▶ Raw records
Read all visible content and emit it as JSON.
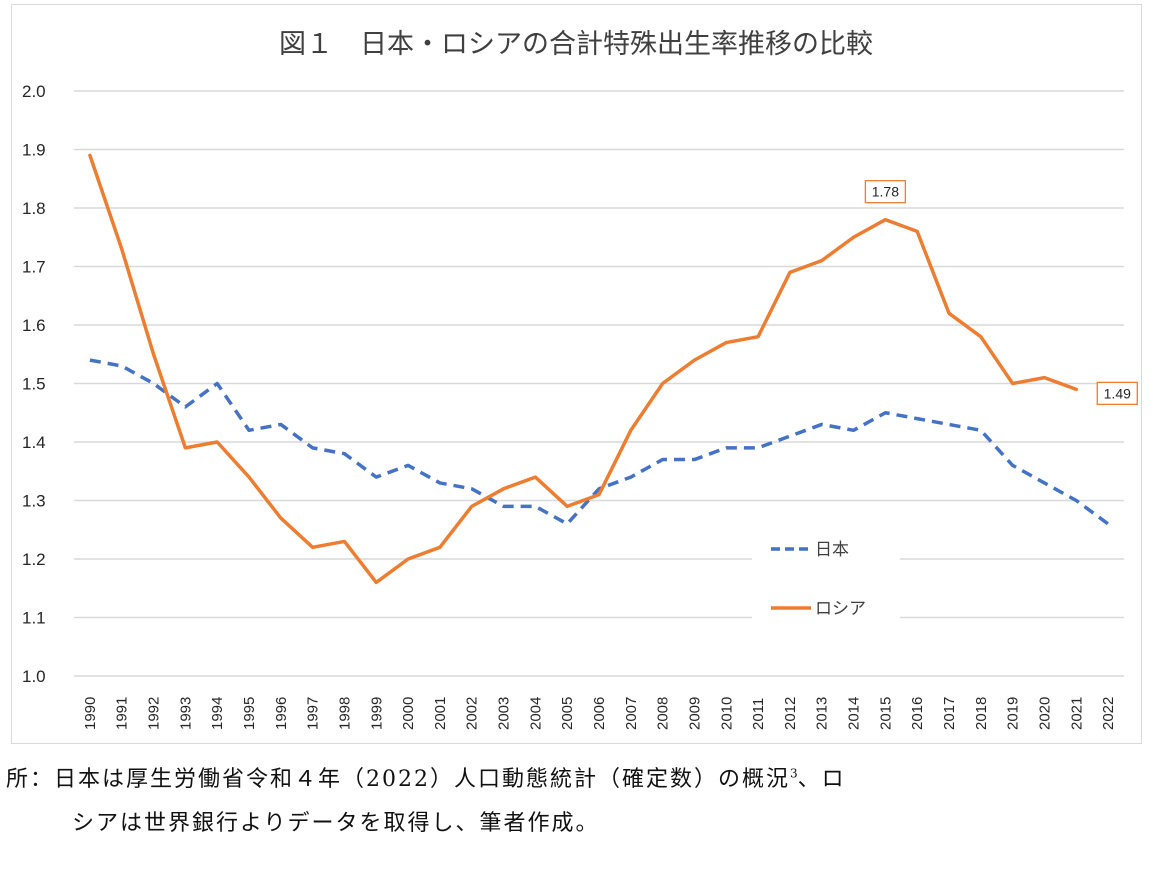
{
  "chart_data": {
    "type": "line",
    "title": "図１　日本・ロシアの合計特殊出生率推移の比較",
    "xlabel": "",
    "ylabel": "",
    "ylim": [
      1.0,
      2.0
    ],
    "yticks": [
      "1.0",
      "1.1",
      "1.2",
      "1.3",
      "1.4",
      "1.5",
      "1.6",
      "1.7",
      "1.8",
      "1.9",
      "2.0"
    ],
    "ytick_values": [
      1.0,
      1.1,
      1.2,
      1.3,
      1.4,
      1.5,
      1.6,
      1.7,
      1.8,
      1.9,
      2.0
    ],
    "grid": true,
    "legend_position": "center-right",
    "categories": [
      "1990",
      "1991",
      "1992",
      "1993",
      "1994",
      "1995",
      "1996",
      "1997",
      "1998",
      "1999",
      "2000",
      "2001",
      "2002",
      "2003",
      "2004",
      "2005",
      "2006",
      "2007",
      "2008",
      "2009",
      "2010",
      "2011",
      "2012",
      "2013",
      "2014",
      "2015",
      "2016",
      "2017",
      "2018",
      "2019",
      "2020",
      "2021",
      "2022"
    ],
    "series": [
      {
        "name": "日本",
        "color": "#4472c4",
        "style": "dashed",
        "values": [
          1.54,
          1.53,
          1.5,
          1.46,
          1.5,
          1.42,
          1.43,
          1.39,
          1.38,
          1.34,
          1.36,
          1.33,
          1.32,
          1.29,
          1.29,
          1.26,
          1.32,
          1.34,
          1.37,
          1.37,
          1.39,
          1.39,
          1.41,
          1.43,
          1.42,
          1.45,
          1.44,
          1.43,
          1.42,
          1.36,
          1.33,
          1.3,
          1.26
        ]
      },
      {
        "name": "ロシア",
        "color": "#ed7d31",
        "style": "solid",
        "values": [
          1.89,
          1.73,
          1.55,
          1.39,
          1.4,
          1.34,
          1.27,
          1.22,
          1.23,
          1.16,
          1.2,
          1.22,
          1.29,
          1.32,
          1.34,
          1.29,
          1.31,
          1.42,
          1.5,
          1.54,
          1.57,
          1.58,
          1.69,
          1.71,
          1.75,
          1.78,
          1.76,
          1.62,
          1.58,
          1.5,
          1.51,
          1.49,
          null
        ]
      }
    ],
    "annotations": [
      {
        "series": "ロシア",
        "category": "2015",
        "text": "1.78"
      },
      {
        "series": "ロシア",
        "category": "2021",
        "text": "1.49"
      }
    ]
  },
  "caption": {
    "line1_main": "所：日本は厚生労働省令和４年（2022）人口動態統計（確定数）の概況",
    "line1_sup": "3",
    "line1_tail": "、ロ",
    "line2": "シアは世界銀行よりデータを取得し、筆者作成。"
  }
}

▶ YOUR INSTRUCTIONS
Write out the full set of lines verbatim, without the pictures.

▶ REPLY TO THE TASK
Read all visible content and emit it as JSON.
{
  "chart_data": {
    "type": "line",
    "title": "図１　日本・ロシアの合計特殊出生率推移の比較",
    "xlabel": "",
    "ylabel": "",
    "ylim": [
      1.0,
      2.0
    ],
    "yticks": [
      "1.0",
      "1.1",
      "1.2",
      "1.3",
      "1.4",
      "1.5",
      "1.6",
      "1.7",
      "1.8",
      "1.9",
      "2.0"
    ],
    "ytick_values": [
      1.0,
      1.1,
      1.2,
      1.3,
      1.4,
      1.5,
      1.6,
      1.7,
      1.8,
      1.9,
      2.0
    ],
    "grid": true,
    "legend_position": "center-right",
    "categories": [
      "1990",
      "1991",
      "1992",
      "1993",
      "1994",
      "1995",
      "1996",
      "1997",
      "1998",
      "1999",
      "2000",
      "2001",
      "2002",
      "2003",
      "2004",
      "2005",
      "2006",
      "2007",
      "2008",
      "2009",
      "2010",
      "2011",
      "2012",
      "2013",
      "2014",
      "2015",
      "2016",
      "2017",
      "2018",
      "2019",
      "2020",
      "2021",
      "2022"
    ],
    "series": [
      {
        "name": "日本",
        "color": "#4472c4",
        "style": "dashed",
        "values": [
          1.54,
          1.53,
          1.5,
          1.46,
          1.5,
          1.42,
          1.43,
          1.39,
          1.38,
          1.34,
          1.36,
          1.33,
          1.32,
          1.29,
          1.29,
          1.26,
          1.32,
          1.34,
          1.37,
          1.37,
          1.39,
          1.39,
          1.41,
          1.43,
          1.42,
          1.45,
          1.44,
          1.43,
          1.42,
          1.36,
          1.33,
          1.3,
          1.26
        ]
      },
      {
        "name": "ロシア",
        "color": "#ed7d31",
        "style": "solid",
        "values": [
          1.89,
          1.73,
          1.55,
          1.39,
          1.4,
          1.34,
          1.27,
          1.22,
          1.23,
          1.16,
          1.2,
          1.22,
          1.29,
          1.32,
          1.34,
          1.29,
          1.31,
          1.42,
          1.5,
          1.54,
          1.57,
          1.58,
          1.69,
          1.71,
          1.75,
          1.78,
          1.76,
          1.62,
          1.58,
          1.5,
          1.51,
          1.49,
          null
        ]
      }
    ],
    "annotations": [
      {
        "series": "ロシア",
        "category": "2015",
        "text": "1.78"
      },
      {
        "series": "ロシア",
        "category": "2021",
        "text": "1.49"
      }
    ]
  },
  "caption": {
    "line1_main": "所：日本は厚生労働省令和４年（2022）人口動態統計（確定数）の概況",
    "line1_sup": "3",
    "line1_tail": "、ロ",
    "line2": "シアは世界銀行よりデータを取得し、筆者作成。"
  }
}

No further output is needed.